__TASK DIRECTIONS__
Show all lines holding "clock".

__INFORMATION PROVIDED__
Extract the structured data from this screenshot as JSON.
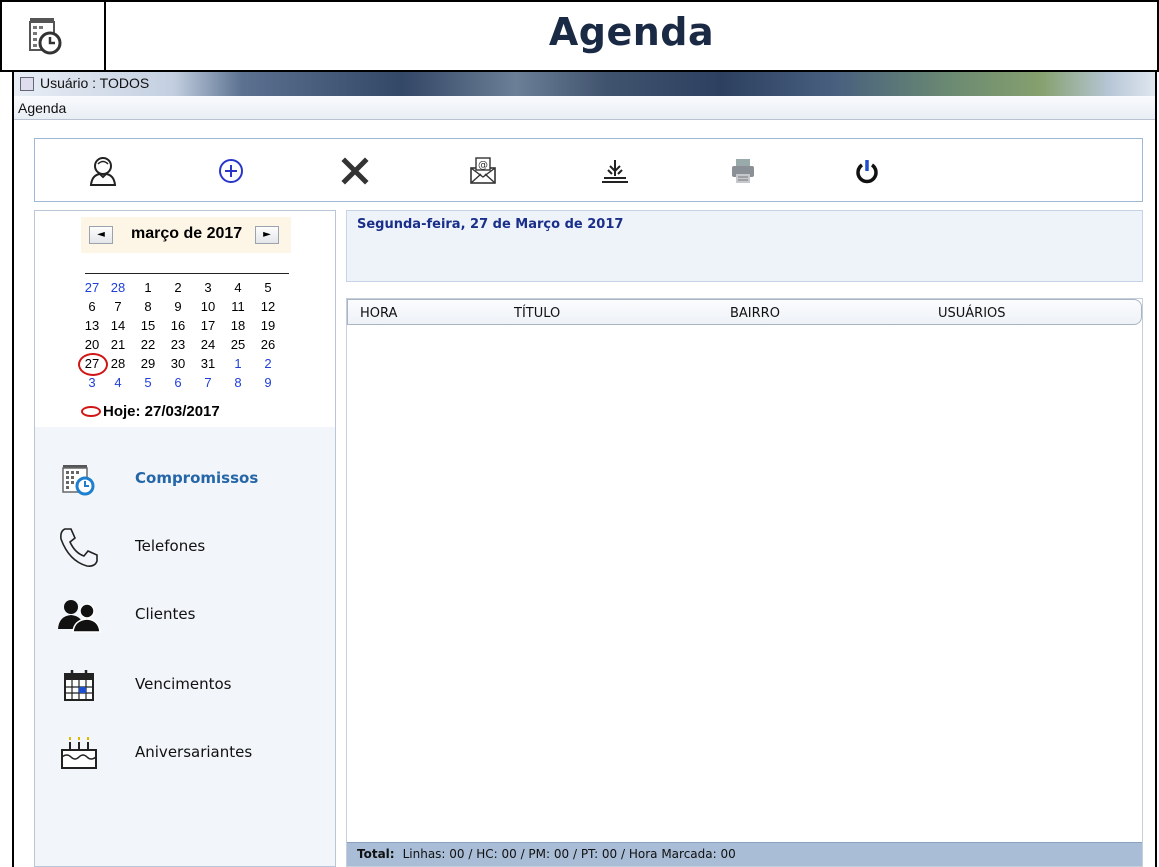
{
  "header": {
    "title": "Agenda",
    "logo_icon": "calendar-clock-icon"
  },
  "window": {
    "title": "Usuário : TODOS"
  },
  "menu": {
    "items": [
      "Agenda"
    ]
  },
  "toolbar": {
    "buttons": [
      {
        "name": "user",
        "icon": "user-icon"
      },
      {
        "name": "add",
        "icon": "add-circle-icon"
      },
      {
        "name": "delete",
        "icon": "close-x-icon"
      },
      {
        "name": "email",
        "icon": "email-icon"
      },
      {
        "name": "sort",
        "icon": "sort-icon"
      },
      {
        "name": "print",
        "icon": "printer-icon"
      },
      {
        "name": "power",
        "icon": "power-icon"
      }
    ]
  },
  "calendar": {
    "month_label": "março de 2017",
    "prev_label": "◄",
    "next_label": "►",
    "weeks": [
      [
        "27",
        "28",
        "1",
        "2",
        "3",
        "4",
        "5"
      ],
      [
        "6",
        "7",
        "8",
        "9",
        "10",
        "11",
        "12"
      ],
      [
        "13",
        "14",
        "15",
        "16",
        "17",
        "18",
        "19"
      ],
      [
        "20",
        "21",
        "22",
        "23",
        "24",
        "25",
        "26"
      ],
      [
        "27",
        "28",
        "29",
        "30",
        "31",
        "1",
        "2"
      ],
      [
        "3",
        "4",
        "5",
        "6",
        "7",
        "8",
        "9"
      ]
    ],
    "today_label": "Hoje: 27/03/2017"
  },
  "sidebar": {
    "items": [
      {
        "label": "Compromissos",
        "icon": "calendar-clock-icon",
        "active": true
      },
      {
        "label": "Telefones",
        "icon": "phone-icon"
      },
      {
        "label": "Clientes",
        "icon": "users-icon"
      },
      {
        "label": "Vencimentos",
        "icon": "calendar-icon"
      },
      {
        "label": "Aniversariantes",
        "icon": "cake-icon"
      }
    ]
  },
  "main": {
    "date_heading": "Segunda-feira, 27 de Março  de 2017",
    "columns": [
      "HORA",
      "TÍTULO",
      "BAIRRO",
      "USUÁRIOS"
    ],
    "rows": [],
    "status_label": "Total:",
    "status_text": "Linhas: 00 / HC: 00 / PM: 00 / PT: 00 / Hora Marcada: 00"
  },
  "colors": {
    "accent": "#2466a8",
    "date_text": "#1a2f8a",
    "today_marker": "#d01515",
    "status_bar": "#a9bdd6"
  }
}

__WORKED SOLUTION__
    "logo_icon": "calendar-clock-icon"
        "icon": "calendar-clock-icon",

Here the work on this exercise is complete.